Output the entries below exactly as written, omitting pictures.
# Start of MATERIAL PROVIDED
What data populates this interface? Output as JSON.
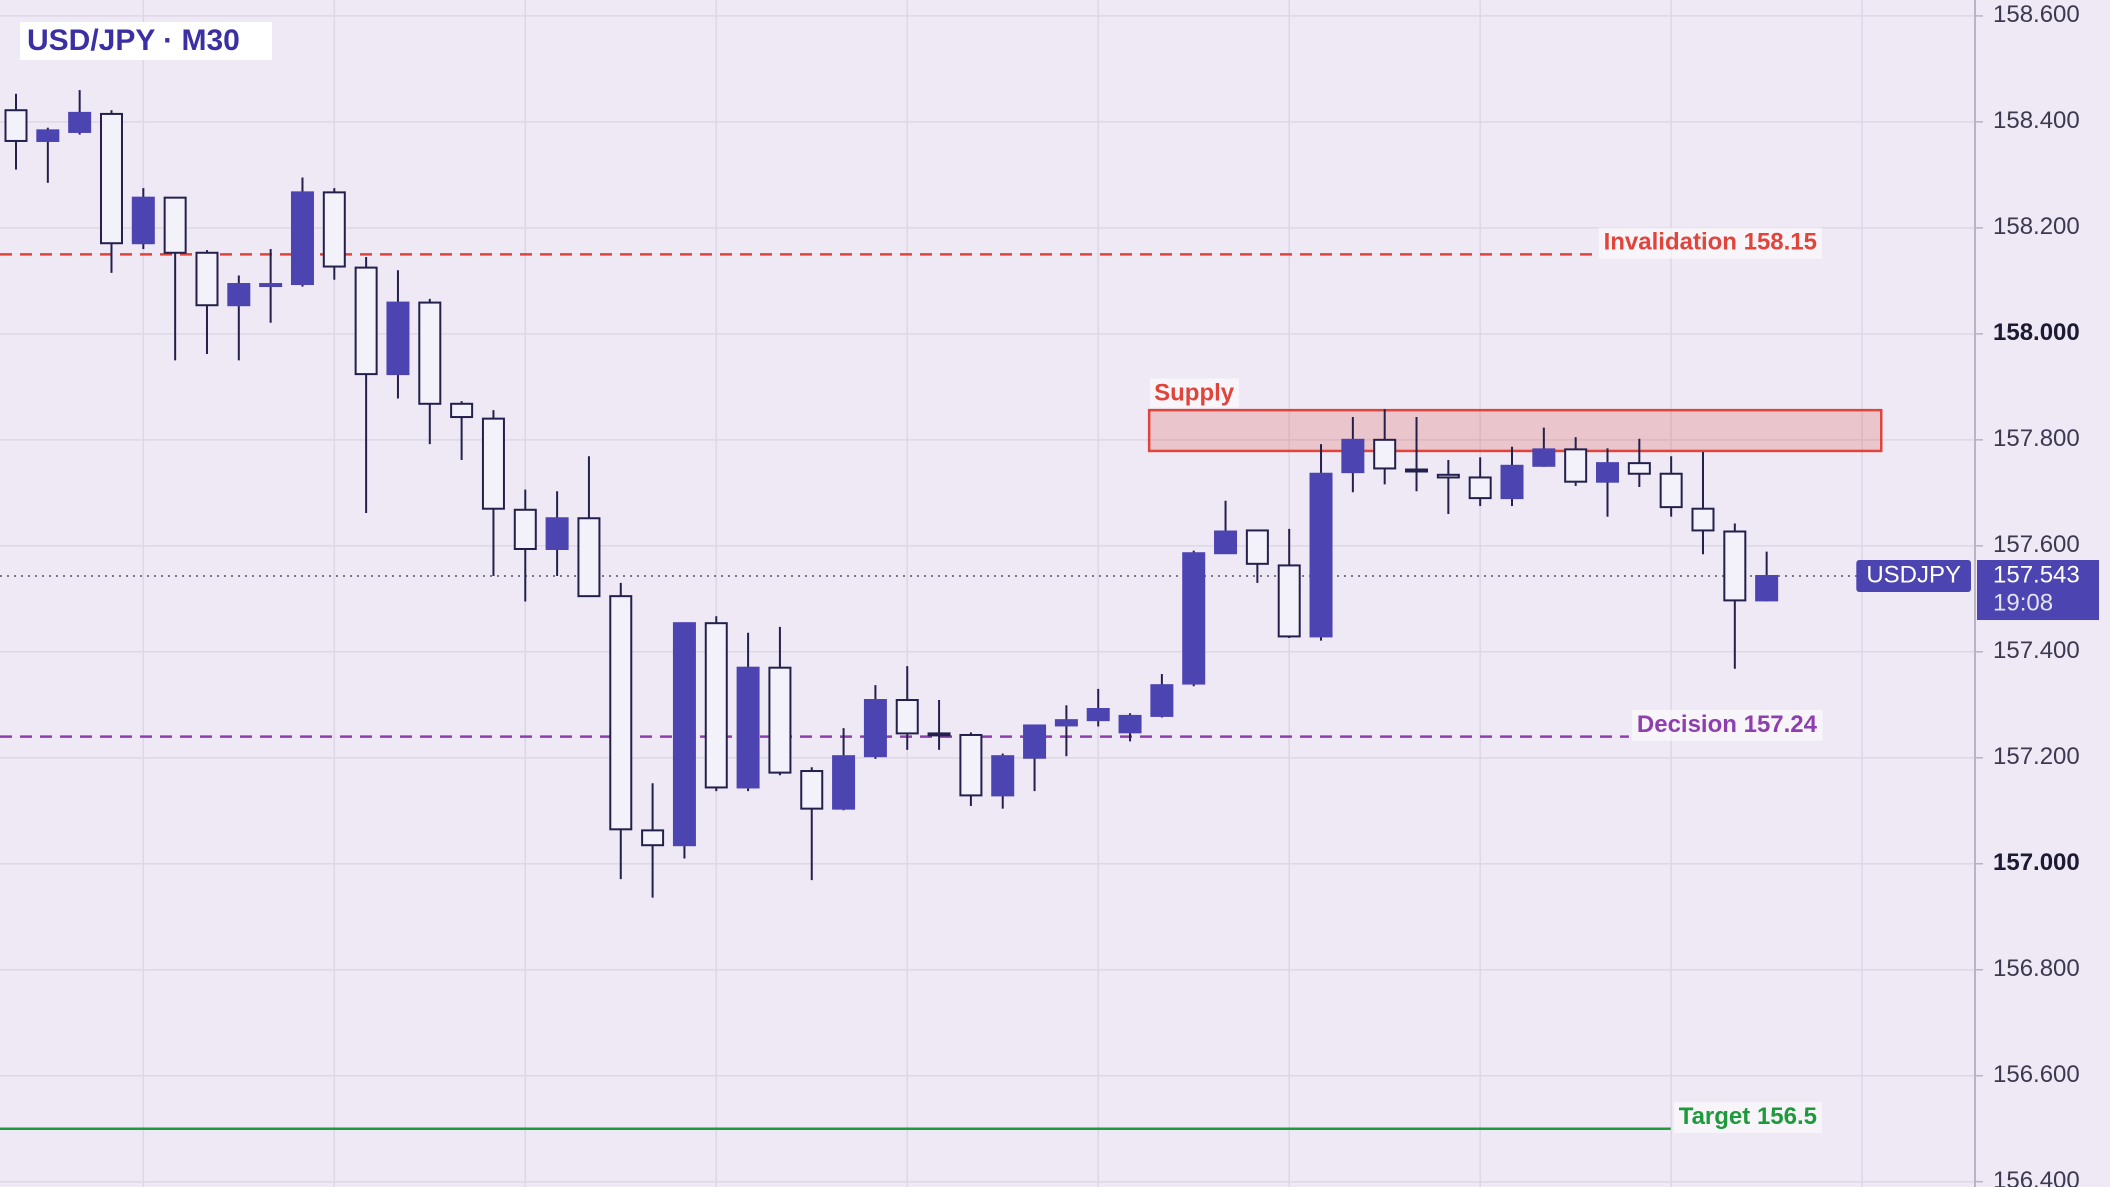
{
  "chart_data": {
    "type": "candlestick",
    "title": "USD/JPY · M30",
    "categories": [
      null,
      null,
      null,
      null,
      null,
      null,
      null,
      null,
      null,
      null,
      null,
      null,
      null,
      null,
      null,
      null,
      null,
      null,
      null,
      null,
      null,
      null,
      null,
      null,
      null,
      null,
      null,
      null,
      null,
      null,
      null,
      null,
      null,
      null,
      null,
      null,
      null,
      null,
      null,
      null,
      null,
      null,
      null,
      null,
      null,
      null,
      null,
      null,
      null,
      null,
      null,
      null,
      null,
      null,
      null,
      null
    ],
    "open": [
      158.422,
      158.364,
      158.381,
      158.415,
      158.171,
      158.257,
      158.153,
      158.054,
      158.094,
      158.094,
      158.267,
      158.125,
      157.924,
      158.059,
      157.868,
      157.84,
      157.668,
      157.594,
      157.652,
      157.505,
      157.063,
      157.035,
      157.454,
      157.144,
      157.37,
      157.175,
      157.104,
      157.203,
      157.309,
      157.246,
      157.243,
      157.129,
      157.2,
      157.261,
      157.271,
      157.248,
      157.279,
      157.34,
      157.586,
      157.629,
      157.563,
      157.429,
      157.739,
      157.8,
      157.744,
      157.734,
      157.729,
      157.69,
      157.751,
      157.782,
      157.721,
      157.756,
      157.736,
      157.67,
      157.627,
      157.497
    ],
    "high": [
      158.453,
      158.389,
      158.46,
      158.422,
      158.275,
      158.257,
      158.158,
      158.11,
      158.16,
      158.295,
      158.275,
      158.145,
      158.12,
      158.066,
      157.873,
      157.856,
      157.706,
      157.703,
      157.769,
      157.53,
      157.152,
      157.454,
      157.467,
      157.436,
      157.447,
      157.182,
      157.256,
      157.337,
      157.373,
      157.309,
      157.248,
      157.208,
      157.261,
      157.299,
      157.33,
      157.284,
      157.358,
      157.591,
      157.685,
      157.629,
      157.632,
      157.792,
      157.843,
      157.858,
      157.843,
      157.762,
      157.767,
      157.787,
      157.823,
      157.805,
      157.784,
      157.802,
      157.769,
      157.777,
      157.642,
      157.589
    ],
    "low": [
      158.31,
      158.285,
      158.376,
      158.115,
      158.16,
      157.95,
      157.962,
      157.95,
      158.021,
      158.089,
      158.102,
      157.662,
      157.878,
      157.792,
      157.762,
      157.543,
      157.495,
      157.543,
      157.505,
      156.971,
      156.936,
      157.01,
      157.137,
      157.137,
      157.167,
      156.969,
      157.101,
      157.198,
      157.215,
      157.215,
      157.109,
      157.104,
      157.137,
      157.203,
      157.259,
      157.231,
      157.276,
      157.335,
      157.586,
      157.53,
      157.426,
      157.421,
      157.701,
      157.716,
      157.703,
      157.66,
      157.675,
      157.675,
      157.749,
      157.713,
      157.655,
      157.711,
      157.655,
      157.584,
      157.368,
      157.495
    ],
    "close": [
      158.364,
      158.384,
      158.417,
      158.171,
      158.257,
      158.153,
      158.054,
      158.094,
      158.094,
      158.267,
      158.127,
      157.924,
      158.059,
      157.868,
      157.843,
      157.67,
      157.594,
      157.652,
      157.505,
      157.065,
      157.035,
      157.454,
      157.144,
      157.37,
      157.172,
      157.104,
      157.203,
      157.309,
      157.246,
      157.243,
      157.129,
      157.203,
      157.261,
      157.271,
      157.292,
      157.279,
      157.337,
      157.586,
      157.627,
      157.566,
      157.429,
      157.736,
      157.8,
      157.746,
      157.741,
      157.729,
      157.69,
      157.751,
      157.782,
      157.721,
      157.756,
      157.736,
      157.673,
      157.629,
      157.497,
      157.543
    ],
    "up_color": "#4c44b0",
    "down_color": "#f3f1fa",
    "wick_color": "#24204c",
    "ylim": [
      156.39,
      158.63
    ],
    "yticks": [
      {
        "value": 156.4,
        "label": "156.400"
      },
      {
        "value": 156.6,
        "label": "156.600"
      },
      {
        "value": 156.8,
        "label": "156.800"
      },
      {
        "value": 157,
        "label": "157.000"
      },
      {
        "value": 157.2,
        "label": "157.200"
      },
      {
        "value": 157.4,
        "label": "157.400"
      },
      {
        "value": 157.6,
        "label": "157.600"
      },
      {
        "value": 157.8,
        "label": "157.800"
      },
      {
        "value": 158,
        "label": "158.000"
      },
      {
        "value": 158.2,
        "label": "158.200"
      },
      {
        "value": 158.4,
        "label": "158.400"
      },
      {
        "value": 158.6,
        "label": "158.600"
      }
    ],
    "grid": true,
    "levels": [
      {
        "label": "Invalidation 158.15",
        "value": 158.15,
        "color": "#e0443a",
        "style": "dashed"
      },
      {
        "label": "Decision 157.24",
        "value": 157.24,
        "color": "#8e3fae",
        "style": "dashed"
      },
      {
        "label": "Target 156.5",
        "value": 156.5,
        "color": "#1e9a3c",
        "style": "solid"
      }
    ],
    "zone": {
      "label": "Supply",
      "from": 157.779,
      "to": 157.856,
      "start": 35.6,
      "end": 58.6,
      "color": "#e0443a"
    },
    "price": {
      "symbol": "USDJPY",
      "value": 157.543,
      "countdown": "19:08",
      "color": "#4c44b0"
    }
  }
}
# End of MATERIAL PROVIDED
#### OUTPUT BELOW
What data populates this interface? Output as JSON.
{
  "chart_data": {
    "type": "candlestick",
    "title": "USD/JPY · M30",
    "categories": [
      null,
      null,
      null,
      null,
      null,
      null,
      null,
      null,
      null,
      null,
      null,
      null,
      null,
      null,
      null,
      null,
      null,
      null,
      null,
      null,
      null,
      null,
      null,
      null,
      null,
      null,
      null,
      null,
      null,
      null,
      null,
      null,
      null,
      null,
      null,
      null,
      null,
      null,
      null,
      null,
      null,
      null,
      null,
      null,
      null,
      null,
      null,
      null,
      null,
      null,
      null,
      null,
      null,
      null,
      null,
      null
    ],
    "open": [
      158.422,
      158.364,
      158.381,
      158.415,
      158.171,
      158.257,
      158.153,
      158.054,
      158.094,
      158.094,
      158.267,
      158.125,
      157.924,
      158.059,
      157.868,
      157.84,
      157.668,
      157.594,
      157.652,
      157.505,
      157.063,
      157.035,
      157.454,
      157.144,
      157.37,
      157.175,
      157.104,
      157.203,
      157.309,
      157.246,
      157.243,
      157.129,
      157.2,
      157.261,
      157.271,
      157.248,
      157.279,
      157.34,
      157.586,
      157.629,
      157.563,
      157.429,
      157.739,
      157.8,
      157.744,
      157.734,
      157.729,
      157.69,
      157.751,
      157.782,
      157.721,
      157.756,
      157.736,
      157.67,
      157.627,
      157.497
    ],
    "high": [
      158.453,
      158.389,
      158.46,
      158.422,
      158.275,
      158.257,
      158.158,
      158.11,
      158.16,
      158.295,
      158.275,
      158.145,
      158.12,
      158.066,
      157.873,
      157.856,
      157.706,
      157.703,
      157.769,
      157.53,
      157.152,
      157.454,
      157.467,
      157.436,
      157.447,
      157.182,
      157.256,
      157.337,
      157.373,
      157.309,
      157.248,
      157.208,
      157.261,
      157.299,
      157.33,
      157.284,
      157.358,
      157.591,
      157.685,
      157.629,
      157.632,
      157.792,
      157.843,
      157.858,
      157.843,
      157.762,
      157.767,
      157.787,
      157.823,
      157.805,
      157.784,
      157.802,
      157.769,
      157.777,
      157.642,
      157.589
    ],
    "low": [
      158.31,
      158.285,
      158.376,
      158.115,
      158.16,
      157.95,
      157.962,
      157.95,
      158.021,
      158.089,
      158.102,
      157.662,
      157.878,
      157.792,
      157.762,
      157.543,
      157.495,
      157.543,
      157.505,
      156.971,
      156.936,
      157.01,
      157.137,
      157.137,
      157.167,
      156.969,
      157.101,
      157.198,
      157.215,
      157.215,
      157.109,
      157.104,
      157.137,
      157.203,
      157.259,
      157.231,
      157.276,
      157.335,
      157.586,
      157.53,
      157.426,
      157.421,
      157.701,
      157.716,
      157.703,
      157.66,
      157.675,
      157.675,
      157.749,
      157.713,
      157.655,
      157.711,
      157.655,
      157.584,
      157.368,
      157.495
    ],
    "close": [
      158.364,
      158.384,
      158.417,
      158.171,
      158.257,
      158.153,
      158.054,
      158.094,
      158.094,
      158.267,
      158.127,
      157.924,
      158.059,
      157.868,
      157.843,
      157.67,
      157.594,
      157.652,
      157.505,
      157.065,
      157.035,
      157.454,
      157.144,
      157.37,
      157.172,
      157.104,
      157.203,
      157.309,
      157.246,
      157.243,
      157.129,
      157.203,
      157.261,
      157.271,
      157.292,
      157.279,
      157.337,
      157.586,
      157.627,
      157.566,
      157.429,
      157.736,
      157.8,
      157.746,
      157.741,
      157.729,
      157.69,
      157.751,
      157.782,
      157.721,
      157.756,
      157.736,
      157.673,
      157.629,
      157.497,
      157.543
    ],
    "up_color": "#4c44b0",
    "down_color": "#f3f1fa",
    "wick_color": "#24204c",
    "ylim": [
      156.39,
      158.63
    ],
    "yticks": [
      {
        "value": 156.4,
        "label": "156.400"
      },
      {
        "value": 156.6,
        "label": "156.600"
      },
      {
        "value": 156.8,
        "label": "156.800"
      },
      {
        "value": 157,
        "label": "157.000"
      },
      {
        "value": 157.2,
        "label": "157.200"
      },
      {
        "value": 157.4,
        "label": "157.400"
      },
      {
        "value": 157.6,
        "label": "157.600"
      },
      {
        "value": 157.8,
        "label": "157.800"
      },
      {
        "value": 158,
        "label": "158.000"
      },
      {
        "value": 158.2,
        "label": "158.200"
      },
      {
        "value": 158.4,
        "label": "158.400"
      },
      {
        "value": 158.6,
        "label": "158.600"
      }
    ],
    "grid": true,
    "levels": [
      {
        "label": "Invalidation 158.15",
        "value": 158.15,
        "color": "#e0443a",
        "style": "dashed"
      },
      {
        "label": "Decision 157.24",
        "value": 157.24,
        "color": "#8e3fae",
        "style": "dashed"
      },
      {
        "label": "Target 156.5",
        "value": 156.5,
        "color": "#1e9a3c",
        "style": "solid"
      }
    ],
    "zone": {
      "label": "Supply",
      "from": 157.779,
      "to": 157.856,
      "start": 35.6,
      "end": 58.6,
      "color": "#e0443a"
    },
    "price": {
      "symbol": "USDJPY",
      "value": 157.543,
      "countdown": "19:08",
      "color": "#4c44b0"
    }
  }
}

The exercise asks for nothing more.